[Start of SUPPLIED PASSAGE]

Yeah, but not as good as 4:88

Really wondering how much that extra 1" of rubber will really affect drivability. And how much more 35x12.5 would weight/stress other components over 33x10.5. Also would have to consider less backspace, pushing things out a bit giving more leverage.

Maybe 33x10.5. With less backspace is a good compromise.
 
The biggest issue here is tire weight, the more weight you put on rotating components the worse off you are. Just throwing out a couple random numbers here, say a 33 weighs in at 55 pounds, and a 35 you are looking at weighs 65 pounds. For every 10 pounds of rotating mass you are looking at about the equivalent of about 100lbs of dead weight the vehicle is hauling. This "dead weight" is what takes out things like steering, bearings, etc... gearing takes up the slack in tire size and rollout of the tire, but the issues go well beyond that. And most aftermarket gearing set up correctly would be stronger than stock yes, but this moves the weak point to other areas.

[End of SUPPLIED PASSAGE]
[Start of AVAILABLE DATA]

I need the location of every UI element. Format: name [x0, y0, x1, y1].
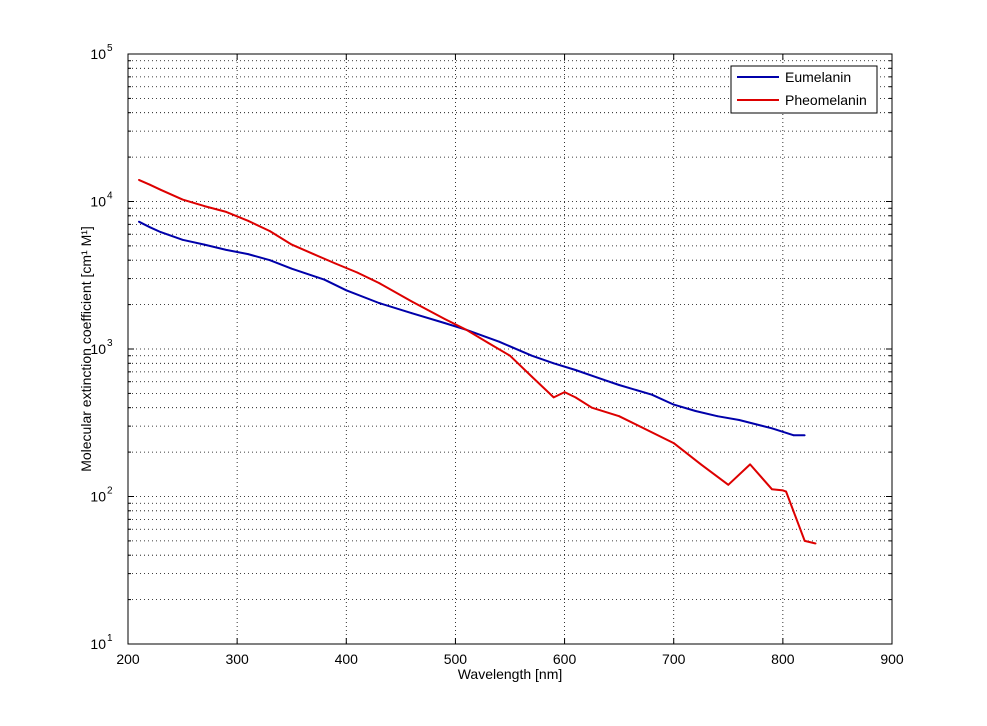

[End of AVAILABLE DATA]

[TASKS]:
1 - In the tire-size discussion, switch "backspace" to "offset" in the part that begins at the words "Really wondering how" and stops after "a good compromise.".
2 - In the tire-size discussion, about how much dead weight is said to equal every 10 pounds of rotating mass?
3 - Shorten the tire-size discussion's paragraph that begins "The biggest issue here is tire weight" into a few bullet points that keep its main facts.
Answer from the tire discussion alone, not from the data.

[OUTPUTS FOR THE TASKS]:
1 -
Really wondering how much that extra 1" of rubber will really affect drivability. And how much more 35x12.5 would weight/stress other components over 33x10.5. Also would have to consider less offset, pushing things out a bit giving more leverage.

Maybe 33x10.5. With less offset is a good compromise.

2 - About 100 pounds of dead weight.

3 -
- Tire weight is the biggest issue, because added weight on rotating components makes things worse.
- As rough example figures, a 33 might weigh 55 pounds and a 35 might weigh 65 pounds.
- Every 10 pounds of rotating mass is roughly equal to 100 pounds of dead weight, which wears out steering, bearings and similar parts.
- Gearing makes up for tire size and rollout, but the problems go beyond that.
- Correctly set-up aftermarket gearing is usually stronger than stock, but it shifts the weak point to other areas.